> [Task to carry out] Quote the records beneath, complete and exact. Leave out images.

══ Excerpted data

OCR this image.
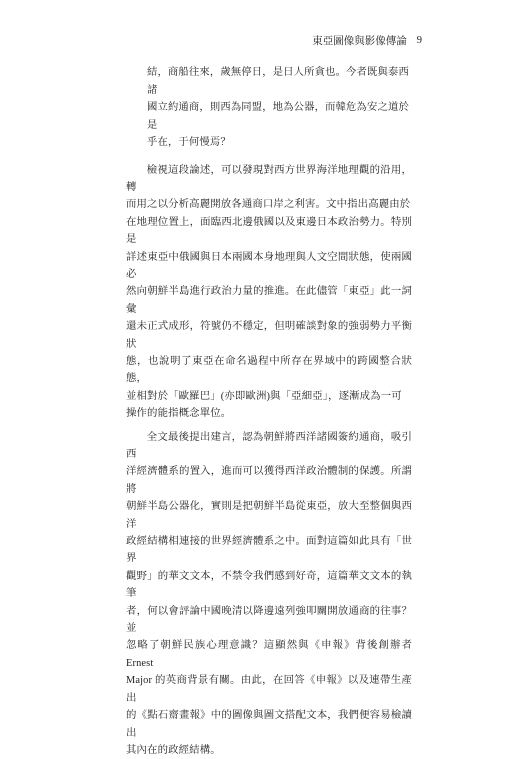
東亞圖像與影像傳論 9

結，商船往來，歲無停日，是日人所貪也。今者既與泰西諸
國立約通商，則西為同盟，地為公器，而韓危為安之道於是
乎在，于何慢焉？

檢視這段論述，可以發現對西方世界海洋地理觀的沿用，轉
而用之以分析高麗開放各通商口岸之利害。文中指出高麗由於
在地理位置上，面臨西北邊俄國以及東邊日本政治勢力。特別是
詳述東亞中俄國與日本兩國本身地理與人文空間狀態，使兩國必
然向朝鮮半島進行政治力量的推進。在此儘管「東亞」此一詞彙
還未正式成形，符號仍不穩定，但明確談對象的強弱勢力平衡狀
態，也說明了東亞在命名過程中所存在界域中的跨國整合狀態，
並相對於「歐羅巴」(亦即歐洲)與「亞細亞」，逐漸成為一可
操作的能指概念單位。

全文最後提出建言，認為朝鮮將西洋諸國簽約通商，吸引西
洋經濟體系的置入，進而可以獲得西洋政治體制的保護。所謂將
朝鮮半島公器化，實則是把朝鮮半島從東亞，放大至整個與西洋
政經結構相連接的世界經濟體系之中。面對這篇如此具有「世界
觀野」的華文文本，不禁令我們感到好奇，這篇華文文本的執筆
者，何以會評論中國晚清以降邊遠列強叩關開放通商的往事？並
忽略了朝鮮民族心理意識？這顯然與《申報》背後創辦者 Ernest
Major 的英商背景有關。由此，在回答《申報》以及連帶生產出
的《點石齋畫報》中的圖像與圖文搭配文本，我們便容易檢讀出
其內在的政經結構。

════

> [Result below]
OCR this image.
東亞圖像與影像傳論 9

結，商船往來，歲無停日，是日人所貪也。今者既與泰西諸
國立約通商，則西為同盟，地為公器，而韓危為安之道於是
乎在，于何慢焉？

檢視這段論述，可以發現對西方世界海洋地理觀的沿用，轉
而用之以分析高麗開放各通商口岸之利害。文中指出高麗由於
在地理位置上，面臨西北邊俄國以及東邊日本政治勢力。特別是
詳述東亞中俄國與日本兩國本身地理與人文空間狀態，使兩國必
然向朝鮮半島進行政治力量的推進。在此儘管「東亞」此一詞彙
還未正式成形，符號仍不穩定，但明確談對象的強弱勢力平衡狀
態，也說明了東亞在命名過程中所存在界域中的跨國整合狀態，
並相對於「歐羅巴」(亦即歐洲)與「亞細亞」，逐漸成為一可
操作的能指概念單位。

全文最後提出建言，認為朝鮮將西洋諸國簽約通商，吸引西
洋經濟體系的置入，進而可以獲得西洋政治體制的保護。所謂將
朝鮮半島公器化，實則是把朝鮮半島從東亞，放大至整個與西洋
政經結構相連接的世界經濟體系之中。面對這篇如此具有「世界
觀野」的華文文本，不禁令我們感到好奇，這篇華文文本的執筆
者，何以會評論中國晚清以降邊遠列強叩關開放通商的往事？並
忽略了朝鮮民族心理意識？這顯然與《申報》背後創辦者 Ernest
Major 的英商背景有關。由此，在回答《申報》以及連帶生產出
的《點石齋畫報》中的圖像與圖文搭配文本，我們便容易檢讀出
其內在的政經結構。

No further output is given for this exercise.